- SHORT PROBLEM:
Answer with nothing but a number: how many lines include the word "screenshot"?

- EXERCISE INPUT:
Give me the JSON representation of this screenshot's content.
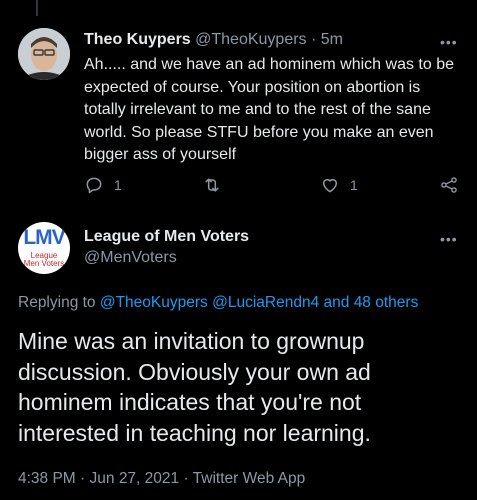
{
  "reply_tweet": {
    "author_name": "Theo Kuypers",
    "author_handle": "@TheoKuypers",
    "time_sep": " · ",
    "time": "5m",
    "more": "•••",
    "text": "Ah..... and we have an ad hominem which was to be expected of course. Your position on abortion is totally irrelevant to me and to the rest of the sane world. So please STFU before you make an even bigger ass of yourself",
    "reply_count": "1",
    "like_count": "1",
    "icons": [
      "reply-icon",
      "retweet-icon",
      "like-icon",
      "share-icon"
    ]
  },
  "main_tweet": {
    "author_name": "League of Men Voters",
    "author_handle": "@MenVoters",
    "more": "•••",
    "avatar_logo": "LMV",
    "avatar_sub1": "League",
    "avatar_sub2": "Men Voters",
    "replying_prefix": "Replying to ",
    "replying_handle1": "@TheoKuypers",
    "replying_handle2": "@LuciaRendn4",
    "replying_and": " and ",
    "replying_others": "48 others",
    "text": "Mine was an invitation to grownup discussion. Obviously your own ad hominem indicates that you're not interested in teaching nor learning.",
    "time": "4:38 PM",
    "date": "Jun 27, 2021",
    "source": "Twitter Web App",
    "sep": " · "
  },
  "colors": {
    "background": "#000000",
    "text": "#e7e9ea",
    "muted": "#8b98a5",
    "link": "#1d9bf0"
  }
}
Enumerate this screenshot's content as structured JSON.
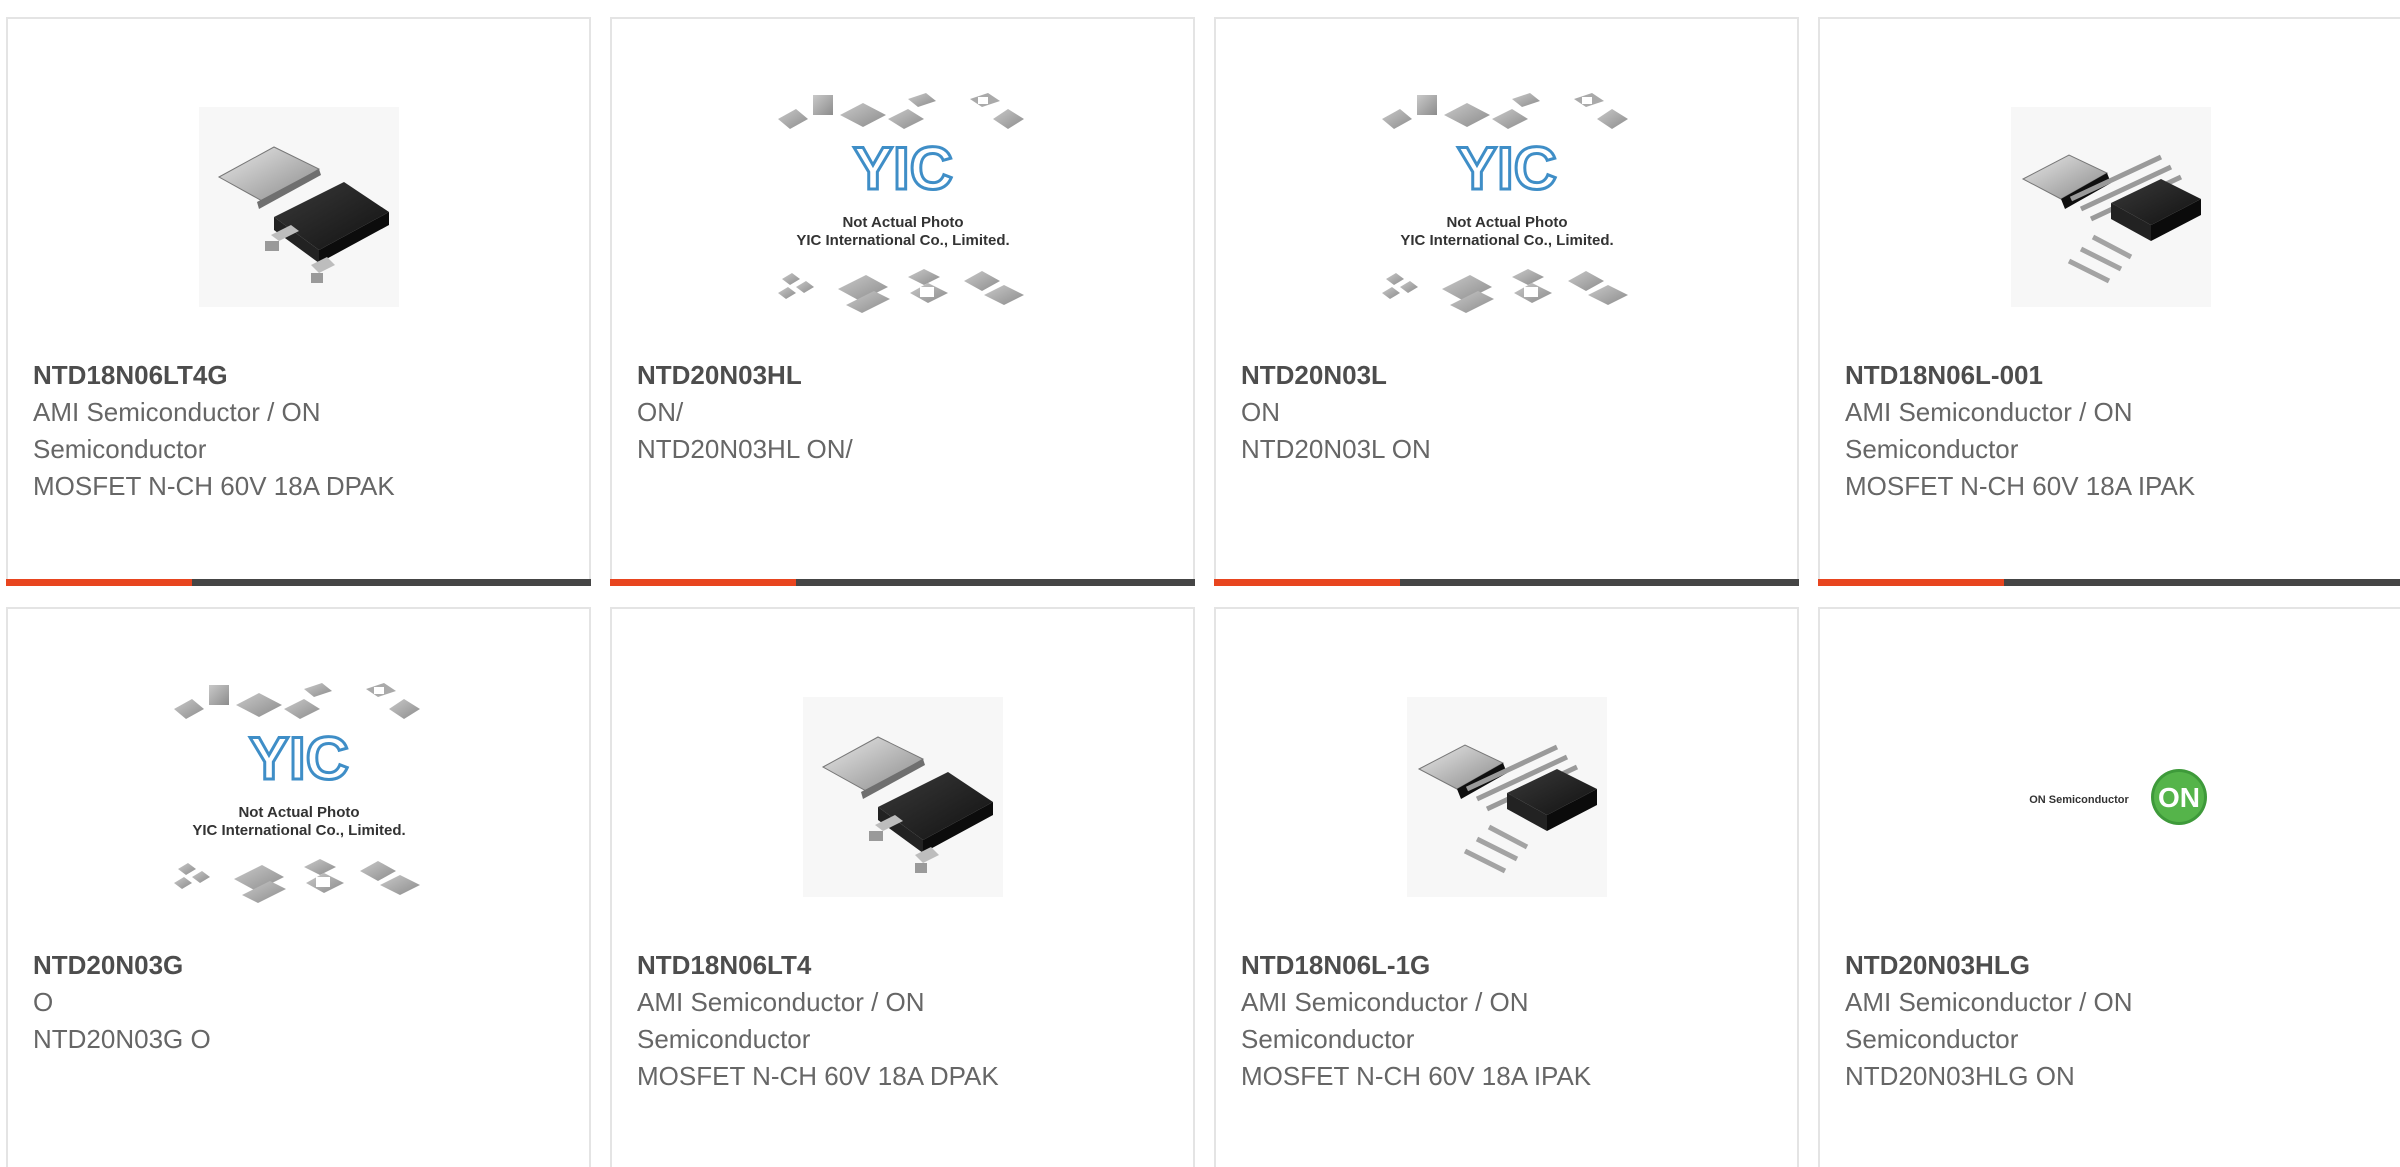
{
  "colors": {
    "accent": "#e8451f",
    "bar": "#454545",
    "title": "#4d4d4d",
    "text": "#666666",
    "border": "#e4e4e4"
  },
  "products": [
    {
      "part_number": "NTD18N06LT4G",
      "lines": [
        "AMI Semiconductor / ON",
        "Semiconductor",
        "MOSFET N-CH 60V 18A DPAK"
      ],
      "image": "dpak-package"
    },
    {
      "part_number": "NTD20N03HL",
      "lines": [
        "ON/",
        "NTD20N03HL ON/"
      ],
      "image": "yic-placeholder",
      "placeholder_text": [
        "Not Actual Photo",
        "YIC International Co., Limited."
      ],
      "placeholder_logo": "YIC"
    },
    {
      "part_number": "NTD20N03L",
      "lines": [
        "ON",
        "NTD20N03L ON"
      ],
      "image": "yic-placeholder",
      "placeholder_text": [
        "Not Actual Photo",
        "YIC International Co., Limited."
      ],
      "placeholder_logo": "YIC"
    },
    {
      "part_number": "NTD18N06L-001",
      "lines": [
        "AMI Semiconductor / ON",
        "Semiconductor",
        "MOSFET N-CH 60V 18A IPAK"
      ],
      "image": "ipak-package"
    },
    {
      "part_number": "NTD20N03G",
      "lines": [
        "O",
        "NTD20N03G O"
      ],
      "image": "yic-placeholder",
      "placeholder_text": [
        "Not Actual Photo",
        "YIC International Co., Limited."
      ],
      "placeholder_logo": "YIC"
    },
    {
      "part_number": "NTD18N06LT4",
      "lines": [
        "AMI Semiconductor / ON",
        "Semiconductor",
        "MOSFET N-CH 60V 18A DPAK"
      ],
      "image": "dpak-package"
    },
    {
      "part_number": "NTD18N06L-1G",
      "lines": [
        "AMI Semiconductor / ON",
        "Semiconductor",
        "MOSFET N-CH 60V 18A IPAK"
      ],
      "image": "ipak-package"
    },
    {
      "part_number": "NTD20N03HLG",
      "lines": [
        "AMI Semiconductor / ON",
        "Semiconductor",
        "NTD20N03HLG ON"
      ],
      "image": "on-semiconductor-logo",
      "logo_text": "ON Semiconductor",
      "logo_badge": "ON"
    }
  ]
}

--

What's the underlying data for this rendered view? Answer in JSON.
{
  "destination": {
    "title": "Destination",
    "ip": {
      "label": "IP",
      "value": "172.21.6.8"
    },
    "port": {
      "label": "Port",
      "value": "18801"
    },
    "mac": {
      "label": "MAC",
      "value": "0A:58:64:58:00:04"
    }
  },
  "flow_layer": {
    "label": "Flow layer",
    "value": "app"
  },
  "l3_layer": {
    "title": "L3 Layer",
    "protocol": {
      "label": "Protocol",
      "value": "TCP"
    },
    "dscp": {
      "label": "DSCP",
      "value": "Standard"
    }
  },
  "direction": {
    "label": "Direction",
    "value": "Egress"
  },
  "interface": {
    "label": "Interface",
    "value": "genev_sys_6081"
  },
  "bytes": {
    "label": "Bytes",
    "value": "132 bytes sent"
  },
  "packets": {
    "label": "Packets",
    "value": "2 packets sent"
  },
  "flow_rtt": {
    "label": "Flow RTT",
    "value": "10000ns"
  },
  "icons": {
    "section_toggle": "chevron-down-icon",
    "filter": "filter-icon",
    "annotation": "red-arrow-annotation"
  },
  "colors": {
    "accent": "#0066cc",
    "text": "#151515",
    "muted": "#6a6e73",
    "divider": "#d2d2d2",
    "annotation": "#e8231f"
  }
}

- OUTPUT FOR THIS EXERCISE:
2